= Your instructions =
Gather all lines containing the string "προκύπτει" and copy them out.

= Recorded data =
____

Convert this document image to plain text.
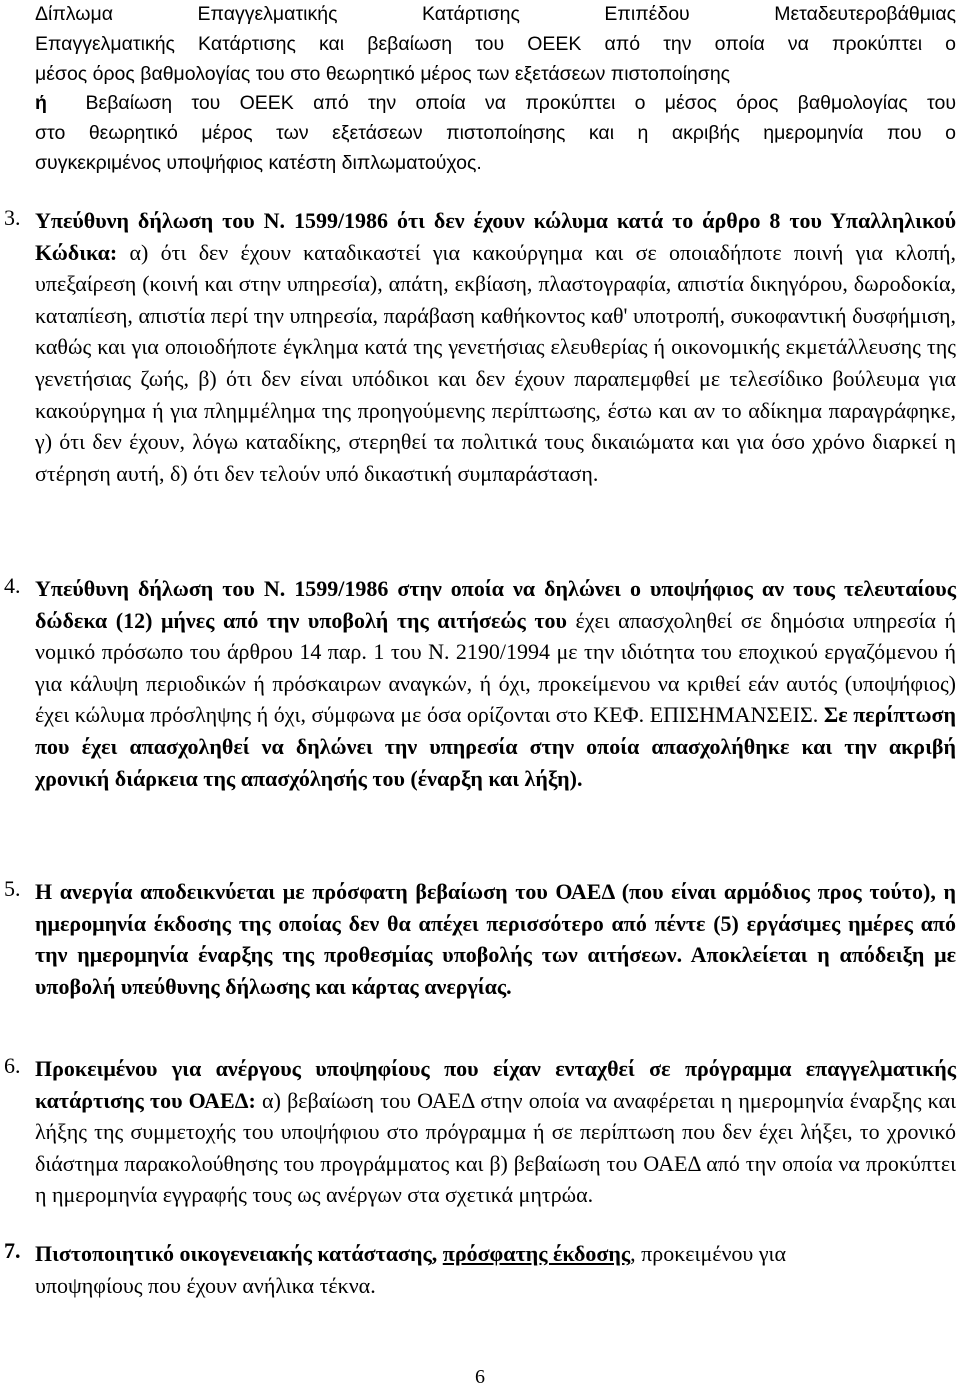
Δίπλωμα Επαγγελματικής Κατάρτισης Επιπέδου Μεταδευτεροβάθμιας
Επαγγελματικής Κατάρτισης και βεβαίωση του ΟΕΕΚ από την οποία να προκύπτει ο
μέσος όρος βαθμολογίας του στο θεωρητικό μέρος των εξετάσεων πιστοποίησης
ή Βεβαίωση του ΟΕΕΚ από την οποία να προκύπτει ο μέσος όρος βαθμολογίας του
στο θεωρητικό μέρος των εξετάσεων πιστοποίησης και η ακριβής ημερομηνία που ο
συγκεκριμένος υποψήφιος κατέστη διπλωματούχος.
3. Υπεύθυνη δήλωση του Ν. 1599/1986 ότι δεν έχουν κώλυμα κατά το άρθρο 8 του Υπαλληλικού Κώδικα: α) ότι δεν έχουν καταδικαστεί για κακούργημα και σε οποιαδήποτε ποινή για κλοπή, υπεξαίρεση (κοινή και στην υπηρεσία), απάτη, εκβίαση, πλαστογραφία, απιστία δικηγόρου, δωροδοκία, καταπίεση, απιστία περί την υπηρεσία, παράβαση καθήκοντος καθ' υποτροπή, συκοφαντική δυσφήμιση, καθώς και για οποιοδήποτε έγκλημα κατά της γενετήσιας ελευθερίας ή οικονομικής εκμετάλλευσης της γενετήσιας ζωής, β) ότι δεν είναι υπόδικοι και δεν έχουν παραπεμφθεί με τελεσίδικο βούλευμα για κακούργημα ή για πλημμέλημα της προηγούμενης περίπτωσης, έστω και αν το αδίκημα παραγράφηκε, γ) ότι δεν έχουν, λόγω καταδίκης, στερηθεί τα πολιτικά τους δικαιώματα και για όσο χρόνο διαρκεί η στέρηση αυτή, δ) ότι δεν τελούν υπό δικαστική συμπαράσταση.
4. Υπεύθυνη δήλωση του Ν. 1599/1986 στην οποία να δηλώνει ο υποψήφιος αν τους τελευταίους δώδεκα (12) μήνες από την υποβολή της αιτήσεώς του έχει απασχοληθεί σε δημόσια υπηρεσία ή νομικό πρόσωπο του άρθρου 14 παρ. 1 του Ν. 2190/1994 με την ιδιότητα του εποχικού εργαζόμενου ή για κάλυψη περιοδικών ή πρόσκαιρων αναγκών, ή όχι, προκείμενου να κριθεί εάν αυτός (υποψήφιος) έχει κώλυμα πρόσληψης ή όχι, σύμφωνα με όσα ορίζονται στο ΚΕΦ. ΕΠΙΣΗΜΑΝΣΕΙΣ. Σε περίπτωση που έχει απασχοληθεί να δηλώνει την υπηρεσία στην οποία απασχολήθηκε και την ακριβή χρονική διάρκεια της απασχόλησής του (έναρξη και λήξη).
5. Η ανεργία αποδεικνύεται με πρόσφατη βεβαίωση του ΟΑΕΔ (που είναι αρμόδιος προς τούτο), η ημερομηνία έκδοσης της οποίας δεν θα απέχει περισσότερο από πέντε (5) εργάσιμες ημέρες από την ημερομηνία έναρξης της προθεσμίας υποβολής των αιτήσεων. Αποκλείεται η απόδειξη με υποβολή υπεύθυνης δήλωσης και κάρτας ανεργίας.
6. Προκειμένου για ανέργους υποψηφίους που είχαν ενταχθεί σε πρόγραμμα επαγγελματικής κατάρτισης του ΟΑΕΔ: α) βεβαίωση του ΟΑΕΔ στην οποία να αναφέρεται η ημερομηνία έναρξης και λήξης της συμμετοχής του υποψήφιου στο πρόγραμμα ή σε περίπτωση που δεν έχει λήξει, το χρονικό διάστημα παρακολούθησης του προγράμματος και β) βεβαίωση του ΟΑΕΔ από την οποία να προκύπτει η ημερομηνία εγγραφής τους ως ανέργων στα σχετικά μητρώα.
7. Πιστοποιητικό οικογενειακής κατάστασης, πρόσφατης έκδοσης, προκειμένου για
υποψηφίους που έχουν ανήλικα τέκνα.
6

____

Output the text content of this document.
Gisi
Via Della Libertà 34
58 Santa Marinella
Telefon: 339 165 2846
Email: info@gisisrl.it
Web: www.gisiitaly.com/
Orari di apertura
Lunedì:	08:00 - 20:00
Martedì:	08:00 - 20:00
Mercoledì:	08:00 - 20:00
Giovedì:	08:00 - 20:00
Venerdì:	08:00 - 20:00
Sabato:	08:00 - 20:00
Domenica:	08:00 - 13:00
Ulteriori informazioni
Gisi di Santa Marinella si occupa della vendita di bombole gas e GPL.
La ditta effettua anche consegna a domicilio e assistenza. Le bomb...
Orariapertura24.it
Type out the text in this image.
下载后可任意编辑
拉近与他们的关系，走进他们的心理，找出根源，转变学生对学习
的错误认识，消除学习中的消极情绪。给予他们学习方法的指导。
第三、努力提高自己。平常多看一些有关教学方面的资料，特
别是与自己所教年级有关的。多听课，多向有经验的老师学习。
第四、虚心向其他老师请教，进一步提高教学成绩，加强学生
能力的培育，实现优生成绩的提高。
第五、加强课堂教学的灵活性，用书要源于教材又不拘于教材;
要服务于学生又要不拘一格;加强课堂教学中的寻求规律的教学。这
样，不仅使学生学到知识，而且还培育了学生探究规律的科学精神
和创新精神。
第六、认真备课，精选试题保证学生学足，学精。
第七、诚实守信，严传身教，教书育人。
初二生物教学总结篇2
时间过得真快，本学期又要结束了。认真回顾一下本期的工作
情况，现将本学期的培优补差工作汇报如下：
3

____

= Response to this exercise =
Επαγγελματικής Κατάρτισης και βεβαίωση του ΟΕΕΚ από την οποία να προκύπτει ο
ή Βεβαίωση του ΟΕΕΚ από την οποία να προκύπτει ο μέσος όρος βαθμολογίας του
6. Προκειμένου για ανέργους υποψηφίους που είχαν ενταχθεί σε πρόγραμμα επαγγελματικής κατάρτισης του ΟΑΕΔ: α) βεβαίωση του ΟΑΕΔ στην οποία να αναφέρεται η ημερομηνία έναρξης και λήξης της συμμετοχής του υποψήφιου στο πρόγραμμα ή σε περίπτωση που δεν έχει λήξει, το χρονικό διάστημα παρακολούθησης του προγράμματος και β) βεβαίωση του ΟΑΕΔ από την οποία να προκύπτει η ημερομηνία εγγραφής τους ως ανέργων στα σχετικά μητρώα.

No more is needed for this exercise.